Written instruction:
Copy all lines that contain the word "Read".

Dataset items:
_ _ _ _
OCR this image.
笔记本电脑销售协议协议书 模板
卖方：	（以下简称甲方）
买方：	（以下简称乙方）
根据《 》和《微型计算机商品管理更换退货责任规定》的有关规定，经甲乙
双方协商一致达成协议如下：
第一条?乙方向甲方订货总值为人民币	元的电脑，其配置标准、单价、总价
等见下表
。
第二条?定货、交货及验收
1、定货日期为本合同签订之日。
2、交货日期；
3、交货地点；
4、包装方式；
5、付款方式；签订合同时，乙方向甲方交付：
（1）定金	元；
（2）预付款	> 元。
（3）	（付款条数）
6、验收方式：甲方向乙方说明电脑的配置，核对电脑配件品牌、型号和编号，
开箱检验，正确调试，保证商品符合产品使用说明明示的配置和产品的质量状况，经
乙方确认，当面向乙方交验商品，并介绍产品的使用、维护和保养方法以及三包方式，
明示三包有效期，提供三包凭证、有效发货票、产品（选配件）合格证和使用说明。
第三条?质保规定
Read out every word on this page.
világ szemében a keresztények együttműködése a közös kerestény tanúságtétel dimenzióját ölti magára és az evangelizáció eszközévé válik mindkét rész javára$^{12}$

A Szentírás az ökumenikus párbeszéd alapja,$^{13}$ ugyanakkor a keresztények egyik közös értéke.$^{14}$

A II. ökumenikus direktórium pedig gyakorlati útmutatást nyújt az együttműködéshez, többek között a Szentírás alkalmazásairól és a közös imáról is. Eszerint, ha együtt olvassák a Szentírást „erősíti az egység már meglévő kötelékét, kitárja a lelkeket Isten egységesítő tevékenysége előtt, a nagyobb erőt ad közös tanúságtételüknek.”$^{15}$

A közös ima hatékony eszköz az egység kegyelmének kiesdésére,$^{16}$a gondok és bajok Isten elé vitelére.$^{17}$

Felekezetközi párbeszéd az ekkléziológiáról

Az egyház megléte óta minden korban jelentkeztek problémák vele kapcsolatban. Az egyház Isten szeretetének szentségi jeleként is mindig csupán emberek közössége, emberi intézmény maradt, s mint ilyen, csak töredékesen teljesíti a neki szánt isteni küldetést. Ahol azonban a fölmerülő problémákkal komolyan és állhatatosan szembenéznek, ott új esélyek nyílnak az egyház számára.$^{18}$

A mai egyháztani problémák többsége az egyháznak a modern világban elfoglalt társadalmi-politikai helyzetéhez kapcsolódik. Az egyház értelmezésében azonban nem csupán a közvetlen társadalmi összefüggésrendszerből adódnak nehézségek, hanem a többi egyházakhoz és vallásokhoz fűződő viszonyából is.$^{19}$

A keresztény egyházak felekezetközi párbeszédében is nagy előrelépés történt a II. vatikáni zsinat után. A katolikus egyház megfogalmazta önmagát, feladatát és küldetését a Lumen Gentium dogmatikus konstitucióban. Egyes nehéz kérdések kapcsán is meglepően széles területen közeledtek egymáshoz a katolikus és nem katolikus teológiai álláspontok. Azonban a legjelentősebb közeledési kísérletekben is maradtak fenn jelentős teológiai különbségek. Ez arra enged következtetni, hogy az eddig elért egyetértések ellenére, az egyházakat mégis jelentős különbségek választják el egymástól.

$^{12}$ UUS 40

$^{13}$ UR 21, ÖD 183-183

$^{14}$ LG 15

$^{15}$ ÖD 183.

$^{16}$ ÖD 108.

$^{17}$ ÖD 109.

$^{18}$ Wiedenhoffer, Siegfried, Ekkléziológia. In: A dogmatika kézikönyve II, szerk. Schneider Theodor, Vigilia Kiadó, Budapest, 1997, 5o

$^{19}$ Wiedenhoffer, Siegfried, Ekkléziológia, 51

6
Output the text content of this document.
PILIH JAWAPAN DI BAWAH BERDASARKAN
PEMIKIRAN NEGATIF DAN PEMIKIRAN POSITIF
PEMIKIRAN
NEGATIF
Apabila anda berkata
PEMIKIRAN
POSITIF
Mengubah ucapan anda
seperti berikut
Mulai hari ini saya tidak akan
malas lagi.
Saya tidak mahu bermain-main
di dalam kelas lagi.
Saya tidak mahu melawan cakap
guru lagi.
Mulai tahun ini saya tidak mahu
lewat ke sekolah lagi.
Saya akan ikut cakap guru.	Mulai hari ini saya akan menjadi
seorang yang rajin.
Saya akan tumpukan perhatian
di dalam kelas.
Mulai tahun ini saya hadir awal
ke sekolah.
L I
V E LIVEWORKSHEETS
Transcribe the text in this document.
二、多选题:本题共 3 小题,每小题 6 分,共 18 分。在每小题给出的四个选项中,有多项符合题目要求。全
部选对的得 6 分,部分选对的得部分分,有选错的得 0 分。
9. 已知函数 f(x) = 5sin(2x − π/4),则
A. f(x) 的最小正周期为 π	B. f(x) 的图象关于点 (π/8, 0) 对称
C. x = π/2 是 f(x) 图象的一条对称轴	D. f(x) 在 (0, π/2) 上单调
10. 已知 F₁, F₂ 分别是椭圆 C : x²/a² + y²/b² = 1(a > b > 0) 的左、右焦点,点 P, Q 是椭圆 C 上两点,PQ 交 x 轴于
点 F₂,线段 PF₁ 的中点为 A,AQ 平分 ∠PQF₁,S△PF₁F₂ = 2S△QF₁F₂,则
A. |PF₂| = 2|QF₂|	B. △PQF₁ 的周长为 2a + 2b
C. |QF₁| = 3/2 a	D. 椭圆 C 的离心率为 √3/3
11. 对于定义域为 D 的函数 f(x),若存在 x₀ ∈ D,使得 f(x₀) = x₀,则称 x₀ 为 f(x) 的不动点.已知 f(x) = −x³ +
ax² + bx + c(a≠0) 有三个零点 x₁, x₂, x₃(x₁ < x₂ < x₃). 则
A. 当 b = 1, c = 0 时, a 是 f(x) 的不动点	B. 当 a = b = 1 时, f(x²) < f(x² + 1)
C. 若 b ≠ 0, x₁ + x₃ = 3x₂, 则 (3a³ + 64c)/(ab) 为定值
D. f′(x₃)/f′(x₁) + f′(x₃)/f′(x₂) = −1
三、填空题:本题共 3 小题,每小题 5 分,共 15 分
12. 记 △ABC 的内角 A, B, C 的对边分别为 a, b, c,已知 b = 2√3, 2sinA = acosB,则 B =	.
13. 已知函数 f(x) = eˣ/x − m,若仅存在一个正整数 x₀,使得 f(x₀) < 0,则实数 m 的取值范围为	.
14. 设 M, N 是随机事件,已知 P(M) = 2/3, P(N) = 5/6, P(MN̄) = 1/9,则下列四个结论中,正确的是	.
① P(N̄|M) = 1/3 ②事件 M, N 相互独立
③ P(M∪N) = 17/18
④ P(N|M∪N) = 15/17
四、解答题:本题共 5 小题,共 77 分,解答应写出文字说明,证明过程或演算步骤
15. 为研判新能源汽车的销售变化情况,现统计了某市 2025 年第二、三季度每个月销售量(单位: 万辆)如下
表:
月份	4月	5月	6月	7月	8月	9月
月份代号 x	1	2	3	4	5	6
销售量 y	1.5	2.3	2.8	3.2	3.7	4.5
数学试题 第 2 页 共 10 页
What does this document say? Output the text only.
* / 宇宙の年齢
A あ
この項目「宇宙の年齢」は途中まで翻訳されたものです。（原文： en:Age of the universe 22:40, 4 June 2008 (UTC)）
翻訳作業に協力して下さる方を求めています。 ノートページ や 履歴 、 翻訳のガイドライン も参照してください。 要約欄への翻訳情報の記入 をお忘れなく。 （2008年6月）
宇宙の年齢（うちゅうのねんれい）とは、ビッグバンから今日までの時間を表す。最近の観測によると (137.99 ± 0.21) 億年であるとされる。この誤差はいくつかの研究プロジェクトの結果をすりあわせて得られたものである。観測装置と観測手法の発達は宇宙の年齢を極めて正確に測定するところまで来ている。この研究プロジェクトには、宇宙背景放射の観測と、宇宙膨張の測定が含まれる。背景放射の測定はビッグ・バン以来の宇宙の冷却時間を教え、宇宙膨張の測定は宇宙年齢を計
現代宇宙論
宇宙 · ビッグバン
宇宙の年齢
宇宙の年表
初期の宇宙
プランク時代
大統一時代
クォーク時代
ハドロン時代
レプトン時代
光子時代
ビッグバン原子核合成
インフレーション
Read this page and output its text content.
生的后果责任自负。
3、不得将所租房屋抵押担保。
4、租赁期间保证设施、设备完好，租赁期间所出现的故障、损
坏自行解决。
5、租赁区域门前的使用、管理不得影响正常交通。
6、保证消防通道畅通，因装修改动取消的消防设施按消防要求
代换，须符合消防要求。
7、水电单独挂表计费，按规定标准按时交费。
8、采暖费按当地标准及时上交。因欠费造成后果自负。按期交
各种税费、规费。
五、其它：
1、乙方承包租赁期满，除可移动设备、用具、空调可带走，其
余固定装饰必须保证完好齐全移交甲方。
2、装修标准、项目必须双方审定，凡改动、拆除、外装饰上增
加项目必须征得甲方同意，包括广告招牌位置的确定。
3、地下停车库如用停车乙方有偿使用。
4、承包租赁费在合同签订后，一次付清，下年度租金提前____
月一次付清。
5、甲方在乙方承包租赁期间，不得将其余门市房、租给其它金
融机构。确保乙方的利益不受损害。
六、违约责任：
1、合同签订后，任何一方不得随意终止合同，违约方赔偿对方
_ _ _ _
Result:
Read out every word on this page.
Read this page and output its text content.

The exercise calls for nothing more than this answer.